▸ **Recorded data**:
⁂

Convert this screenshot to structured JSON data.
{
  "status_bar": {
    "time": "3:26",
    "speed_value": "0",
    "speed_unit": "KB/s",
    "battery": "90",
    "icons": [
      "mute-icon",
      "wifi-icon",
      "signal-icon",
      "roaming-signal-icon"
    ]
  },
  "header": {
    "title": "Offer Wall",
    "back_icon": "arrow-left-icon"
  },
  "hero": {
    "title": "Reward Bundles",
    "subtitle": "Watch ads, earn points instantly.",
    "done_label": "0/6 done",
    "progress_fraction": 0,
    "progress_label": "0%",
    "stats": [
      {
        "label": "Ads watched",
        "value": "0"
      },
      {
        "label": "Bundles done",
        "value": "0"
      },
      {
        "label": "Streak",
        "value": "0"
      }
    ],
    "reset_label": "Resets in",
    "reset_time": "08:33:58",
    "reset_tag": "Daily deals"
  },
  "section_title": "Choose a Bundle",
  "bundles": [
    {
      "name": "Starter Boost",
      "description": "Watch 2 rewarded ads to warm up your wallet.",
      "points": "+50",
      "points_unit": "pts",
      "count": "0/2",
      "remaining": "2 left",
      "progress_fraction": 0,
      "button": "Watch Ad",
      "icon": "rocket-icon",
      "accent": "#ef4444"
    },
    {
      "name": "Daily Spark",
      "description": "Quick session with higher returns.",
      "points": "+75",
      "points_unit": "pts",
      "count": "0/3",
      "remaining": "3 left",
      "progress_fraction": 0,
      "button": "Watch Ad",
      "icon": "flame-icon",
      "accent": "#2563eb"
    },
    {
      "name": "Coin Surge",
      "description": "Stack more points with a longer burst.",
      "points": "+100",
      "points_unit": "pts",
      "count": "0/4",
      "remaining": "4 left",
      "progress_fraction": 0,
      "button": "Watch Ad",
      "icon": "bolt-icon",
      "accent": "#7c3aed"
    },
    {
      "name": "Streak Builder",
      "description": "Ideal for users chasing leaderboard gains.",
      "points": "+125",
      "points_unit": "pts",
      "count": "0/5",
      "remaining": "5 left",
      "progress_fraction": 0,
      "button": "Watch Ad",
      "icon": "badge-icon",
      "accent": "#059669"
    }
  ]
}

⁂

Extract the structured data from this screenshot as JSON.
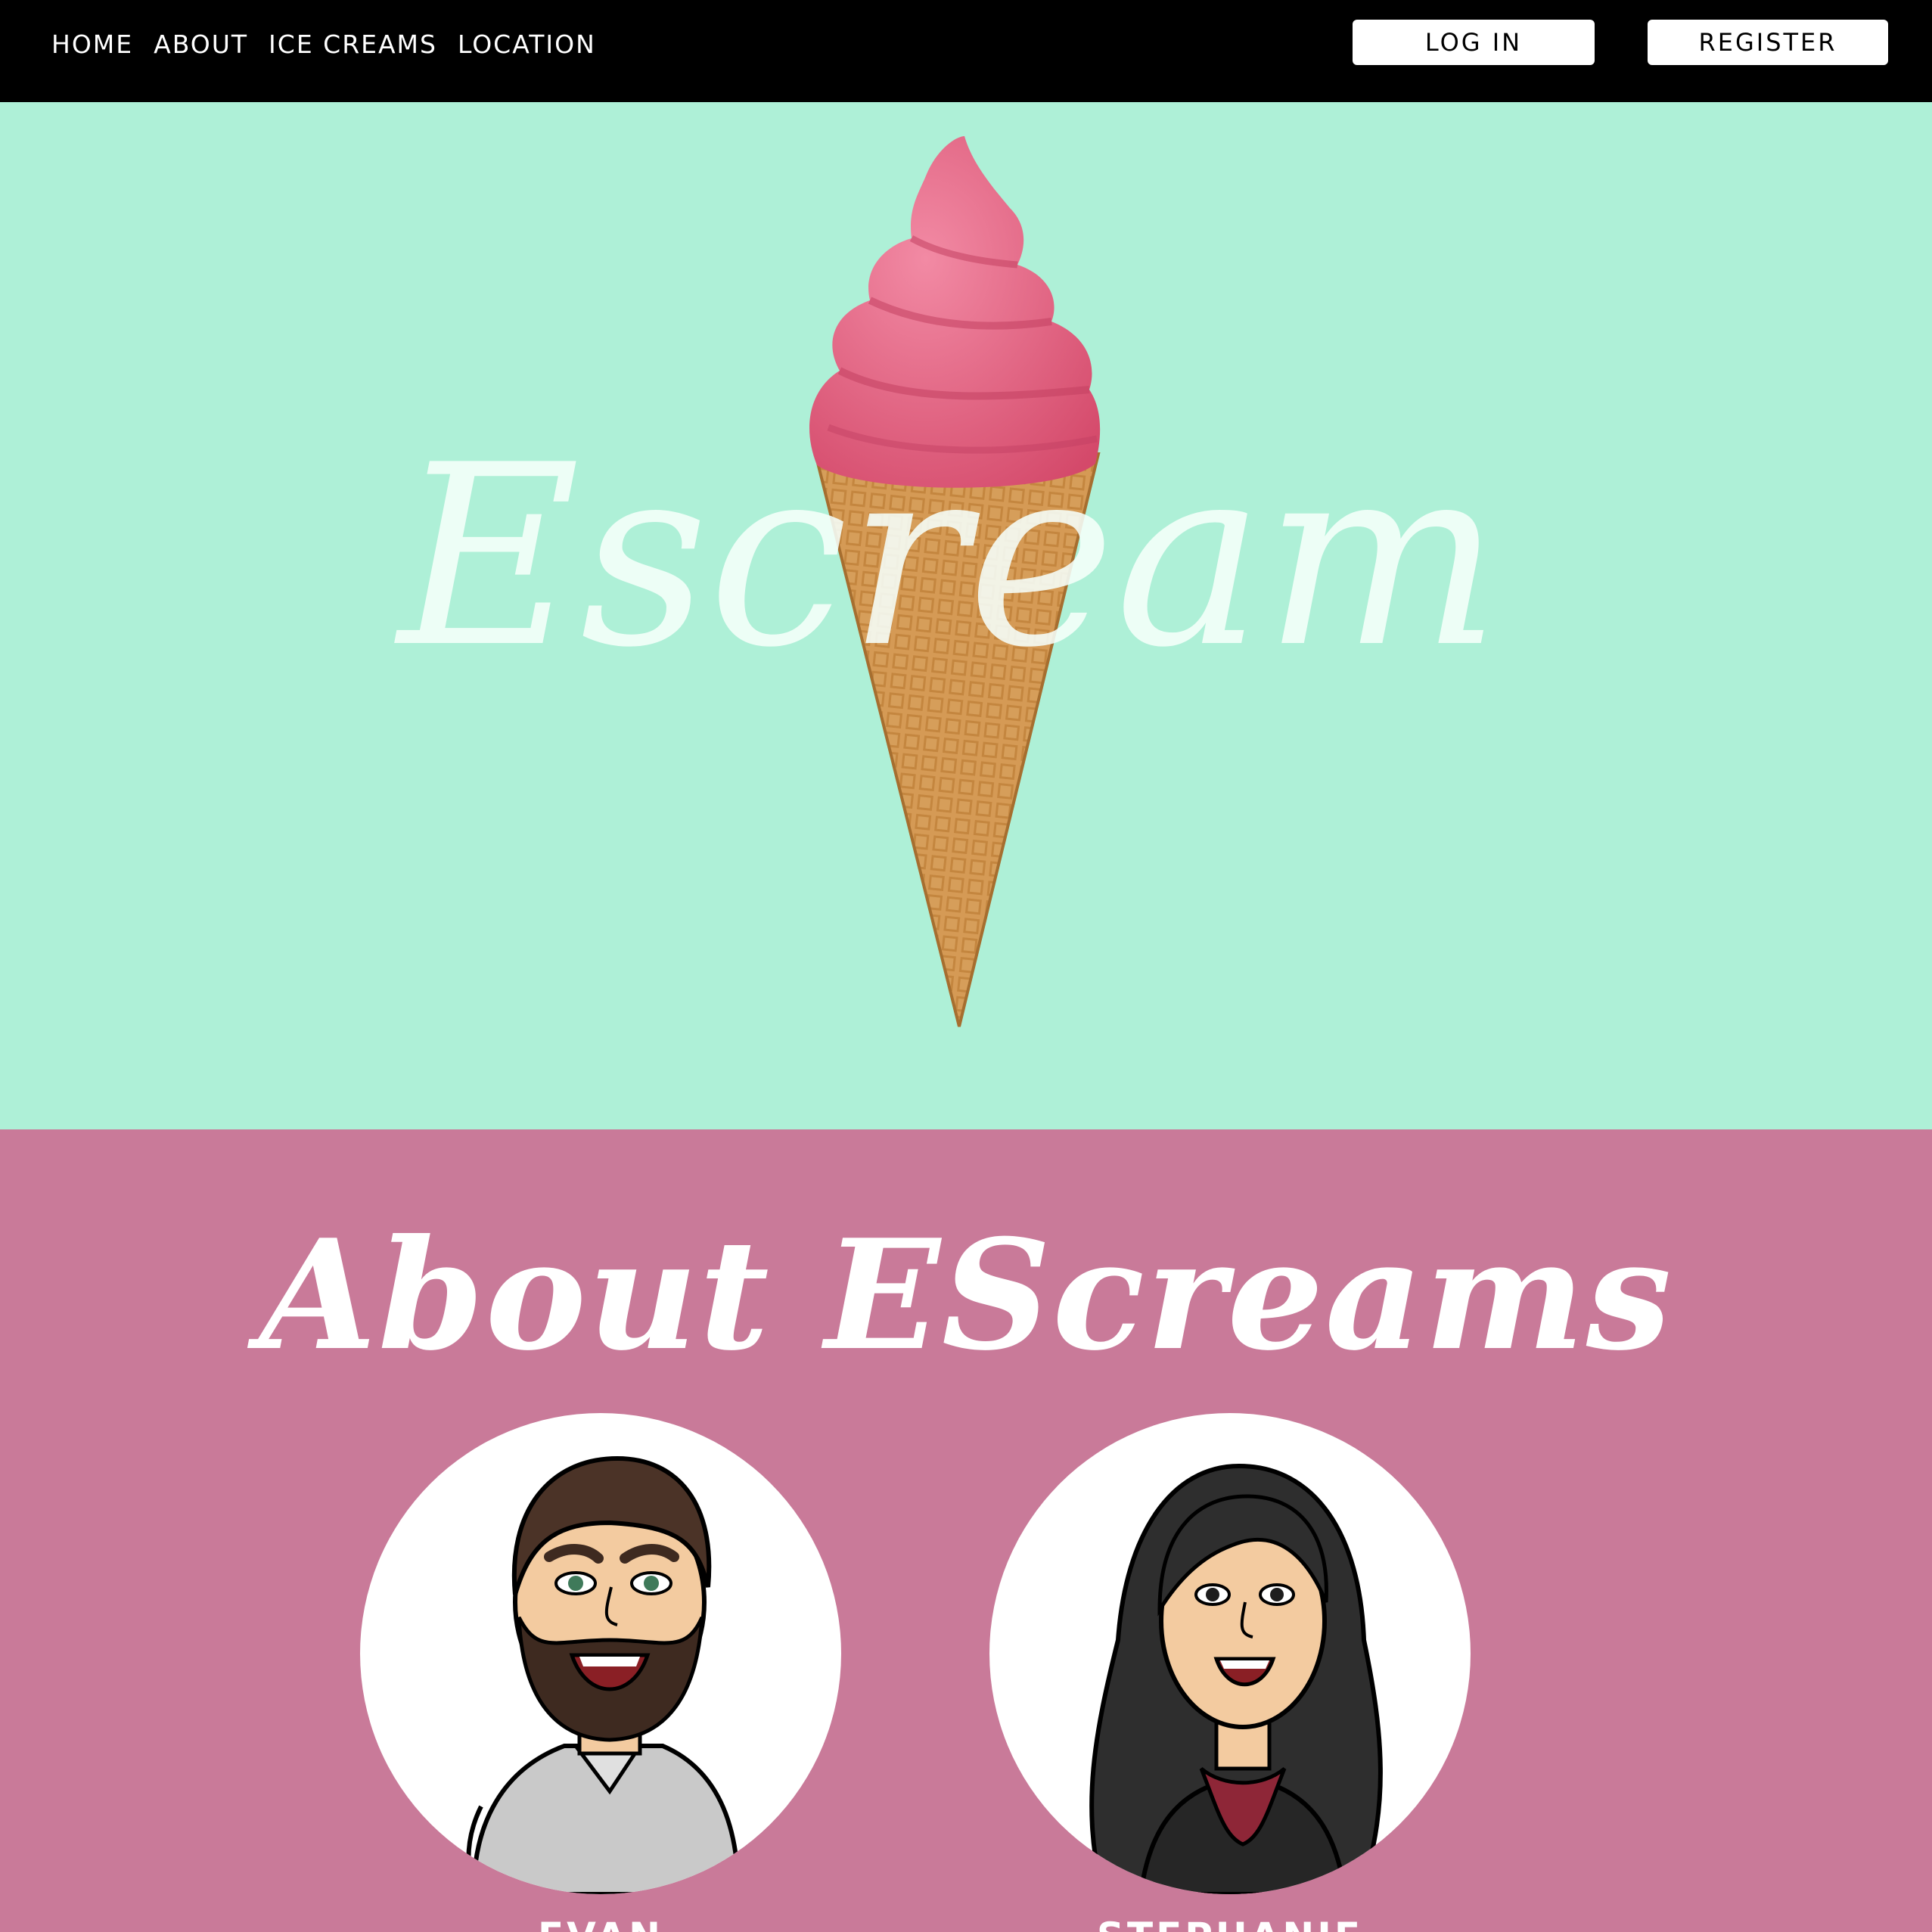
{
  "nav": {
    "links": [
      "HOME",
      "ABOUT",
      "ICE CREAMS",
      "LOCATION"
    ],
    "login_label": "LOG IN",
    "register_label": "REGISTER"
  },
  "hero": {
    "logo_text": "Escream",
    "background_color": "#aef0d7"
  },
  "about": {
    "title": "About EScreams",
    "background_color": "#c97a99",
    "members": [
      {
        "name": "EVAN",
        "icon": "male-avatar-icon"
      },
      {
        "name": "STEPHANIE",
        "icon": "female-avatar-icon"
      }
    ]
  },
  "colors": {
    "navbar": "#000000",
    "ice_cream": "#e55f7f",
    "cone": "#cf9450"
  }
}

⁂

▸ **Task goal**: Extract every line containing the string "name" from the material.

▸ **Final answer**:
      "name": "Starter Boost",
      "name": "Daily Spark",
      "name": "Coin Surge",
      "name": "Streak Builder",
        "name": "EVAN",
        "name": "STEPHANIE",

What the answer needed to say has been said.